Provide the number of lines containing the word "fully", and nothing else.

──────── THE INPUT ────────

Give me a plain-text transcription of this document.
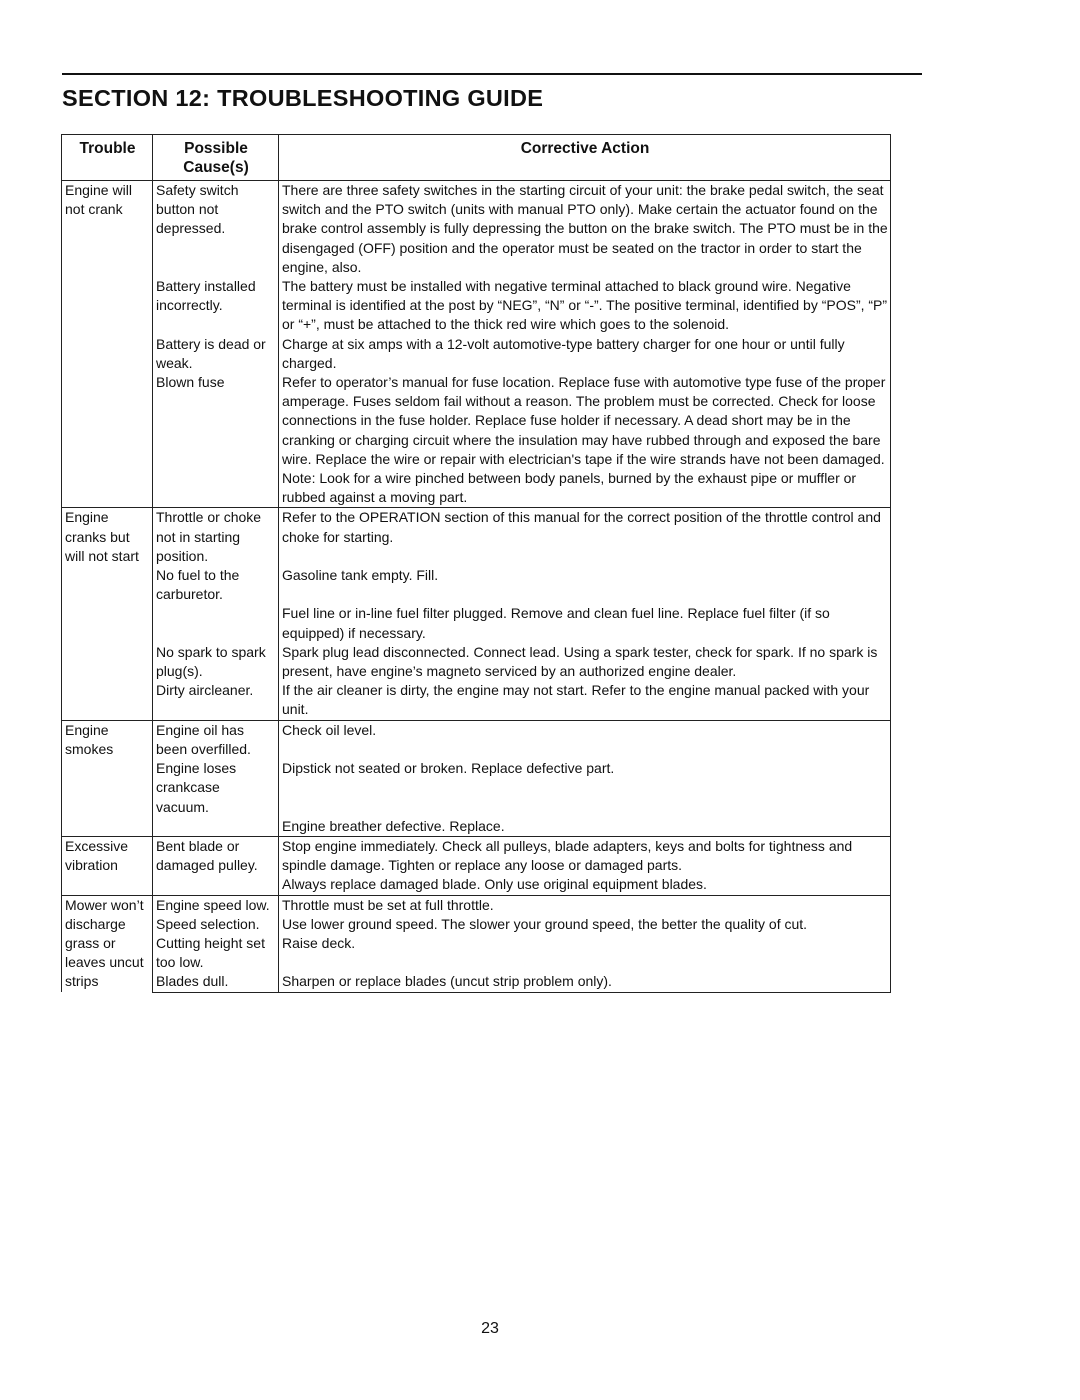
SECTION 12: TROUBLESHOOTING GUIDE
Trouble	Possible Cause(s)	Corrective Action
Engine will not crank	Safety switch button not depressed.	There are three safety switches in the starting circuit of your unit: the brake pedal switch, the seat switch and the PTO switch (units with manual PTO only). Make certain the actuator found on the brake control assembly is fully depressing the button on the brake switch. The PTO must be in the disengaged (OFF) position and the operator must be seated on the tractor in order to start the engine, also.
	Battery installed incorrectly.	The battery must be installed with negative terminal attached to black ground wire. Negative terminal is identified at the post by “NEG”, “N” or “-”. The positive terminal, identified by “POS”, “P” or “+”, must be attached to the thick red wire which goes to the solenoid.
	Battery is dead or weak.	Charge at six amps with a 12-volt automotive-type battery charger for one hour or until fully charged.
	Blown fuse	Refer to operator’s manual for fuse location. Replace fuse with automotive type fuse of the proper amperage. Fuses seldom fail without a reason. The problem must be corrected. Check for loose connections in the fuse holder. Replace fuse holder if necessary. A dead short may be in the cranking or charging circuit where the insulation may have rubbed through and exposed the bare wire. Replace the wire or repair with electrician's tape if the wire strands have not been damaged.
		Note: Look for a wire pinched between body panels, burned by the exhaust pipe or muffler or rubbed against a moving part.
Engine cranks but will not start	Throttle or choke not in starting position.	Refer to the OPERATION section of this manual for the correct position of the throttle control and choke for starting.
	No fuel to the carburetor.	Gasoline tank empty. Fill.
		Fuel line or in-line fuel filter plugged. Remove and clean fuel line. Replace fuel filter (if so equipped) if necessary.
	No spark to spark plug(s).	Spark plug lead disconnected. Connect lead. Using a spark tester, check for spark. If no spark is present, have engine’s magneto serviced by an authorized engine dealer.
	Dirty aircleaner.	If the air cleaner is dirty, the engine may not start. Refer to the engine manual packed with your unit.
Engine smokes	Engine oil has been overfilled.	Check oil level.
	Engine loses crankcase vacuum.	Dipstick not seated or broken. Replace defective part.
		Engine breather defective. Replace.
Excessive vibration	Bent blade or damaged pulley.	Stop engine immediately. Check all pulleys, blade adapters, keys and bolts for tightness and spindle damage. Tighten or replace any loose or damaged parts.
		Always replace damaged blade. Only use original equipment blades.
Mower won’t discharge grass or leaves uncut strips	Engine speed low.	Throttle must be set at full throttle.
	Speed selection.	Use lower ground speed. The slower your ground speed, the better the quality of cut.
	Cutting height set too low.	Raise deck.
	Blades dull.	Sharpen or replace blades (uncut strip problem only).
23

────────

= TASK ANSWER =
2